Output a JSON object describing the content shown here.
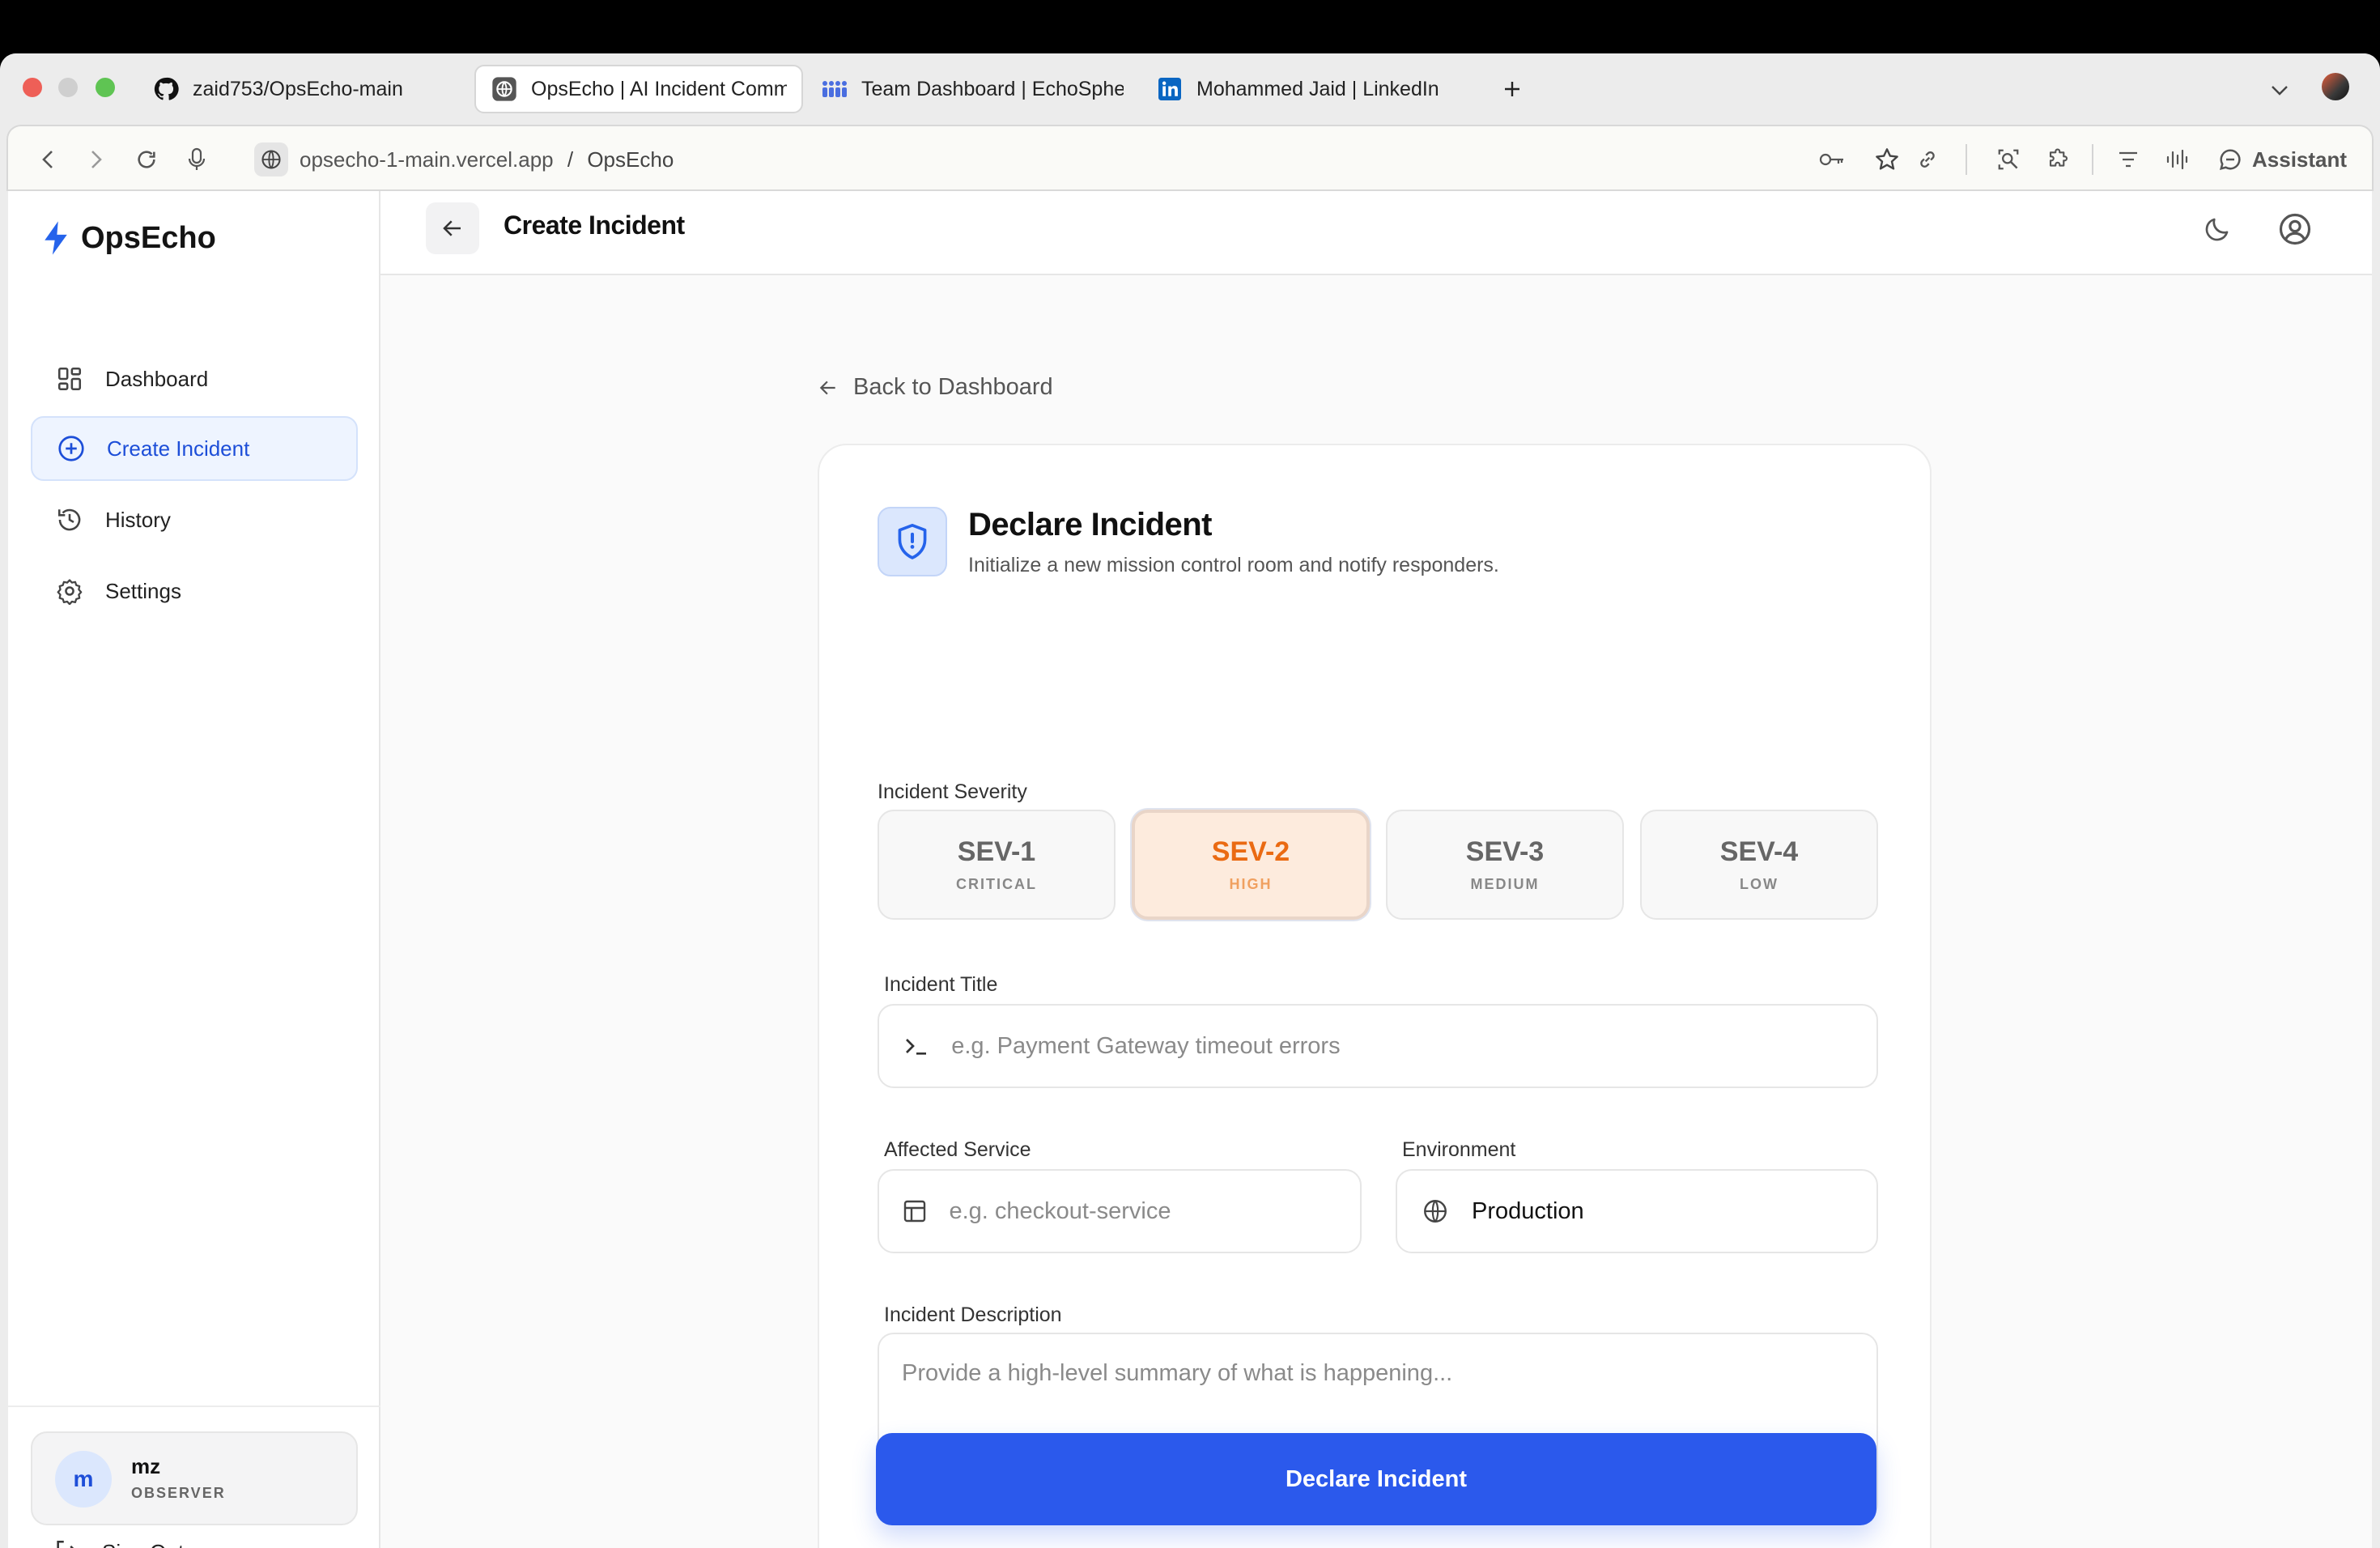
{
  "browser": {
    "tabs": [
      {
        "title": "zaid753/OpsEcho-main",
        "icon": "github-icon"
      },
      {
        "title": "OpsEcho | AI Incident Comm",
        "icon": "globe-icon",
        "active": true
      },
      {
        "title": "Team Dashboard | EchoSphe",
        "icon": "team-icon"
      },
      {
        "title": "Mohammed Jaid | LinkedIn",
        "icon": "linkedin-icon"
      }
    ],
    "url_host": "opsecho-1-main.vercel.app",
    "url_sep": "/",
    "url_page": "OpsEcho",
    "assistant_label": "Assistant"
  },
  "sidebar": {
    "logo": "OpsEcho",
    "items": [
      {
        "label": "Dashboard",
        "icon": "dashboard-icon"
      },
      {
        "label": "Create Incident",
        "icon": "plus-circle-icon",
        "active": true
      },
      {
        "label": "History",
        "icon": "history-icon"
      },
      {
        "label": "Settings",
        "icon": "gear-icon"
      }
    ],
    "user": {
      "initial": "m",
      "name": "mz",
      "role": "OBSERVER"
    },
    "signout": "Sign Out"
  },
  "header": {
    "title": "Create Incident"
  },
  "main": {
    "back_link": "Back to Dashboard",
    "card_title": "Declare Incident",
    "card_subtitle": "Initialize a new mission control room and notify responders.",
    "severity_label": "Incident Severity",
    "severities": [
      {
        "code": "SEV-1",
        "level": "CRITICAL"
      },
      {
        "code": "SEV-2",
        "level": "HIGH",
        "selected": true
      },
      {
        "code": "SEV-3",
        "level": "MEDIUM"
      },
      {
        "code": "SEV-4",
        "level": "LOW"
      }
    ],
    "title_label": "Incident Title",
    "title_placeholder": "e.g. Payment Gateway timeout errors",
    "title_value": "",
    "service_label": "Affected Service",
    "service_placeholder": "e.g. checkout-service",
    "service_value": "",
    "environment_label": "Environment",
    "environment_value": "Production",
    "description_label": "Incident Description",
    "description_placeholder": "Provide a high-level summary of what is happening...",
    "description_value": "",
    "submit_label": "Declare Incident"
  },
  "colors": {
    "accent": "#2b59ec",
    "sev2": "#ea6a12",
    "nav_active": "#1d4ed8"
  }
}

== SHORT TASK ==
Identify every line above that includes the word "Incident", and show those lines.

== ANSWER TO THE TASK ==
        "title": "OpsEcho | AI Incident Comm",
        "label": "Create Incident",
    "title": "Create Incident"
    "card_title": "Declare Incident",
    "severity_label": "Incident Severity",
    "title_label": "Incident Title",
    "description_label": "Incident Description",
    "submit_label": "Declare Incident"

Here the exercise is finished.